REQUIRED TASKS>
1. In the forum post on trimming R identifiers, why did the poster run gsub to turn every "-" into "_" before splitting the strings?
2. Continue the forum post on trimming R identifiers from where it stops.

TEXT>
━━━━
I want to extract strings from a list that contains identifiers of different lengths. Essentially, I want to keep all of the characters of identifiers up to 3rd occurrence of "-", except the alphabet at the end, and remove the rest. The example of the list is below:
mylist <- c("abc-nop-7a-2","abc-nop-7b-3p", "abc-nop-18a-5p/18c-5p", "abc-xyz-198_5p")
I want the resulting list to look like:
result <- c("abc-nop-7","abc-nop-7", "abc-nop-18", "abc-xyz-198")
I have tried splitting the strings and then taking the section I want, but I was not sure how to call sections up to a certain point. I tried:
mylist <- gsub("-", "_", mylist) #"-" was not not acceptable as a character
mylist <- strsplit(mylist, "_")
sapply(mylist, `[`, 3)
But of course, the above only gives me something like this:
"7","7", "18", "198"
━━━━
ENTRIES>
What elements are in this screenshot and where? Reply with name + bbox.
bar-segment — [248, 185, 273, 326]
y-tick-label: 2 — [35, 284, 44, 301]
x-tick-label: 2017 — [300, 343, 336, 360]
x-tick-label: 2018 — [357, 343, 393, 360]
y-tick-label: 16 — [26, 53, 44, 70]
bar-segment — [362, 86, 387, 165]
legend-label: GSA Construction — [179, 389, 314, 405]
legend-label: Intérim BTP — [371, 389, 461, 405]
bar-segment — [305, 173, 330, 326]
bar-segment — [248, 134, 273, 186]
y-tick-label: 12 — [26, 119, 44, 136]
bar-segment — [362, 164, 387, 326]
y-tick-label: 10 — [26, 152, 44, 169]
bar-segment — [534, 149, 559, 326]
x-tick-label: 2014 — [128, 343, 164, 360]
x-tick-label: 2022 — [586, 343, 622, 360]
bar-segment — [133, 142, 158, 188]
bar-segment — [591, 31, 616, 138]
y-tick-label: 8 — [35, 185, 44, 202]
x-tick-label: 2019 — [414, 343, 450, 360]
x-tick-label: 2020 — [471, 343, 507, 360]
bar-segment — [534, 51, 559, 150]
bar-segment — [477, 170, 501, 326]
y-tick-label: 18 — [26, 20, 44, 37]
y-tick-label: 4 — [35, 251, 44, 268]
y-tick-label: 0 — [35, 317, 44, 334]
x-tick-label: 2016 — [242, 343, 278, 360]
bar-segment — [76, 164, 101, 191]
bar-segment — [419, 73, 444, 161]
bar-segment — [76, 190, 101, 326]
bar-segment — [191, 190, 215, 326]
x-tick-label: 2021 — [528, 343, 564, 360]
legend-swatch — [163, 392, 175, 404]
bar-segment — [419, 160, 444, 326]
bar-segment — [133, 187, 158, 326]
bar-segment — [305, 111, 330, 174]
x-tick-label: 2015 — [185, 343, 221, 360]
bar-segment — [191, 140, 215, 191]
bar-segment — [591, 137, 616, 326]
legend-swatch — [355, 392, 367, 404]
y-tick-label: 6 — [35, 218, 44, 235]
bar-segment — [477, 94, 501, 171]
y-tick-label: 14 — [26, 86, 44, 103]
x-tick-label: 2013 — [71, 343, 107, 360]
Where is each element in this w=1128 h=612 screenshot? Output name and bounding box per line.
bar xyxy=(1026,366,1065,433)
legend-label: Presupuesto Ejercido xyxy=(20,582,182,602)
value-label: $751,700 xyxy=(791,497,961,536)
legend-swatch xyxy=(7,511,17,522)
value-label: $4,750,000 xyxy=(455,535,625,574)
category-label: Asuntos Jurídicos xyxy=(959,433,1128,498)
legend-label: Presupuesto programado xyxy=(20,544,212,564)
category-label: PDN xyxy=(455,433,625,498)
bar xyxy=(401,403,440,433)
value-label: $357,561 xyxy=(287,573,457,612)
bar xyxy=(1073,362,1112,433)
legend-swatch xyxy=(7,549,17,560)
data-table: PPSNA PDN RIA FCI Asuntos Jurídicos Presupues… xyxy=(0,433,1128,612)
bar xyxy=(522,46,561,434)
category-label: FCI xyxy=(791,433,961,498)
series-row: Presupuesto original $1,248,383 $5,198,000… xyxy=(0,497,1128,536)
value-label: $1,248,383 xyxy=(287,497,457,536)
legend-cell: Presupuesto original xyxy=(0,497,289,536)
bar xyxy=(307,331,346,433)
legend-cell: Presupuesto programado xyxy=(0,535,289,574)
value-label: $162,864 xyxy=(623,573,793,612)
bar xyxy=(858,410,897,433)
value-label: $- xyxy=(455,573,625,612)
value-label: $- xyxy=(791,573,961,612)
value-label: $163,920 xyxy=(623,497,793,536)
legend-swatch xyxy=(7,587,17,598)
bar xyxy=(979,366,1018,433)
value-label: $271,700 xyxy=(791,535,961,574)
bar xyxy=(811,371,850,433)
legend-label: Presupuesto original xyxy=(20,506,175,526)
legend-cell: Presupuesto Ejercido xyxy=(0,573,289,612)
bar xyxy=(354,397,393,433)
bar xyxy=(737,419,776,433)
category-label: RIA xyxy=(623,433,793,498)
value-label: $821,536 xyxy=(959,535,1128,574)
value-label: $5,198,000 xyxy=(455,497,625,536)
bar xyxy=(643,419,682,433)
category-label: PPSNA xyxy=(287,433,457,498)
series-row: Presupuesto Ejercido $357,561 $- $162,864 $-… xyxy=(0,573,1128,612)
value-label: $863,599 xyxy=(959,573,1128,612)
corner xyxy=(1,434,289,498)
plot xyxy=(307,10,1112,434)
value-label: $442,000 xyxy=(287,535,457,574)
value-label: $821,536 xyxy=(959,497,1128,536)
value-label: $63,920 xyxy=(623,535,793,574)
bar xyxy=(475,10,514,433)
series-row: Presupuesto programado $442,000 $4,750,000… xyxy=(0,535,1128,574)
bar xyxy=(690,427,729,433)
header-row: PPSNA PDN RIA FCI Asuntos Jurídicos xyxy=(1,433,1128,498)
━━━━
WRITTEN ANSWERS>
1. The poster says "-" was not acceptable as a character. They swapped each "-" for "_" so that strsplit could break the identifiers apart on "_" instead.

2.
Is there a way to call extract 1~3 section I split in the method above? or if there are more efficient ways to do the task through stringr or something, I’d appreciate that as well.
Thanks in advance.
>Solution :
We can capture as a group and replace with the backreference (\\1)
sub("^(([^-]+-){2}[0-9]+).*", "\\1", mylist)
[1] "abc-nop-7" "abc-nop-7" "abc-nop-18" "abc-xyz-198"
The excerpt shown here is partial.